● **WHAT THE EXERCISE ASKS**
Pull every line that holds the word "Avenue" from the entries.

● **DATA TO PROCESS**
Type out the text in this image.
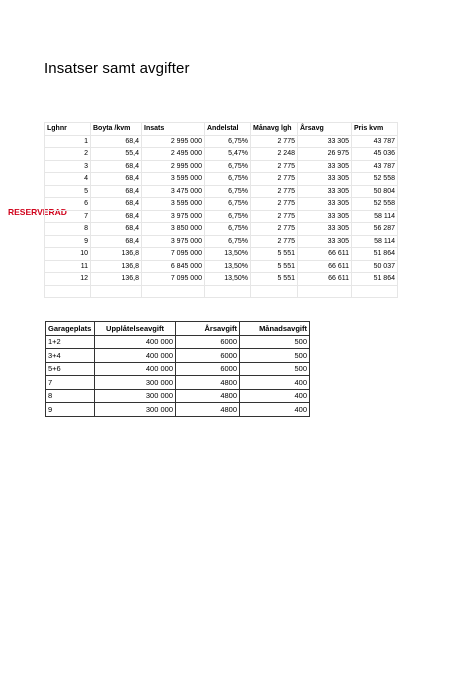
Insatser samt avgifter
RESERVERAD
Lghnr	Boyta /kvm	Insats	Andelstal	Månavg lgh	Årsavg	Pris kvm
1	68,4	2 995 000	6,75%	2 775	33 305	43 787
2	55,4	2 495 000	5,47%	2 248	26 975	45 036
3	68,4	2 995 000	6,75%	2 775	33 305	43 787
4	68,4	3 595 000	6,75%	2 775	33 305	52 558
5	68,4	3 475 000	6,75%	2 775	33 305	50 804
6	68,4	3 595 000	6,75%	2 775	33 305	52 558
7	68,4	3 975 000	6,75%	2 775	33 305	58 114
8	68,4	3 850 000	6,75%	2 775	33 305	56 287
9	68,4	3 975 000	6,75%	2 775	33 305	58 114
10	136,8	7 095 000	13,50%	5 551	66 611	51 864
11	136,8	6 845 000	13,50%	5 551	66 611	50 037
12	136,8	7 095 000	13,50%	5 551	66 611	51 864

Garageplats	Upplåtelseavgift	Årsavgift	Månadsavgift
1+2	400 000	6000	500
3+4	400 000	6000	500
5+6	400 000	6000	500
7	300 000	4800	400
8	300 000	4800	400
9	300 000	4800	400
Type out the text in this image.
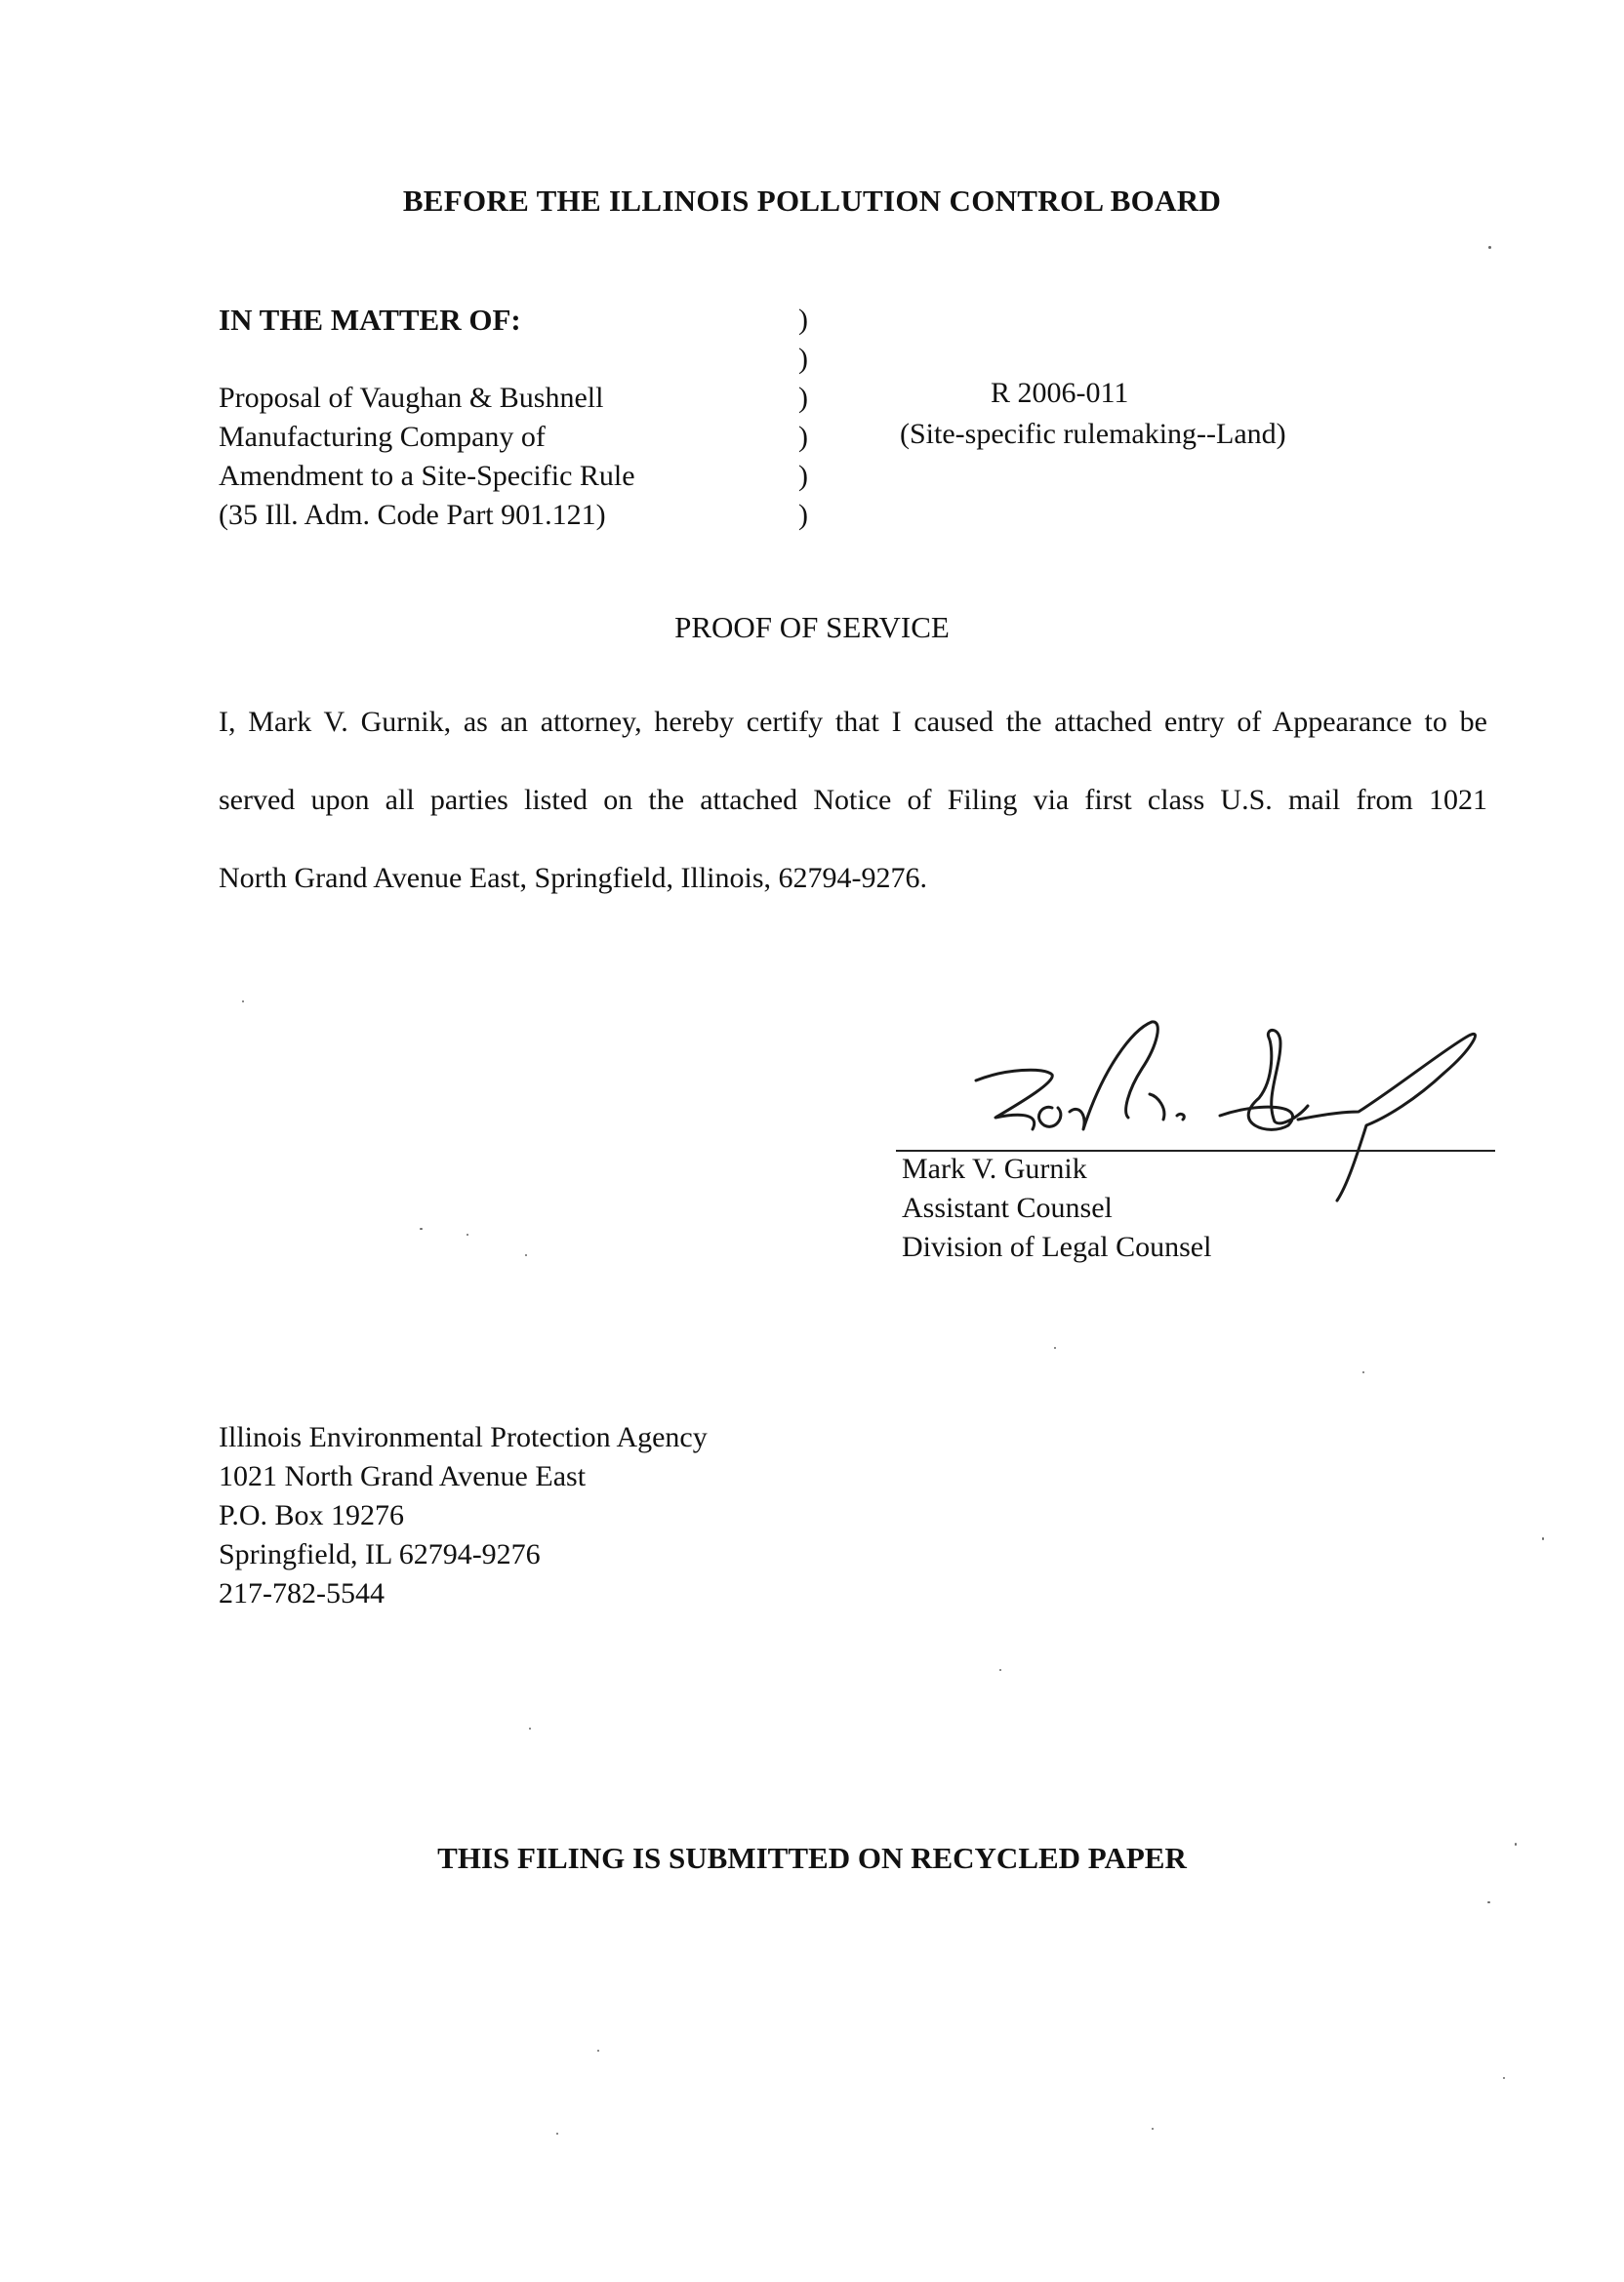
BEFORE THE ILLINOIS POLLUTION CONTROL BOARD
IN THE MATTER OF:
Proposal of Vaughan & Bushnell
Manufacturing Company of
Amendment to a Site-Specific Rule
(35 Ill. Adm. Code Part 901.121)
)
)
)
)
)
)
R 2006-011
(Site-specific rulemaking--Land)
PROOF OF SERVICE
I, Mark V. Gurnik, as an attorney, hereby certify that I caused the attached entry of Appearance to be
served upon all parties listed on the attached Notice of Filing via first class U.S. mail from 1021
North Grand Avenue East, Springfield, Illinois, 62794-9276.
Mark V. Gurnik
Assistant Counsel
Division of Legal Counsel
Illinois Environmental Protection Agency
1021 North Grand Avenue East
P.O. Box 19276
Springfield, IL 62794-9276
217-782-5544
THIS FILING IS SUBMITTED ON RECYCLED PAPER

● **SOLUTION TO THIS TASK**
North Grand Avenue East, Springfield, Illinois, 62794-9276.
1021 North Grand Avenue East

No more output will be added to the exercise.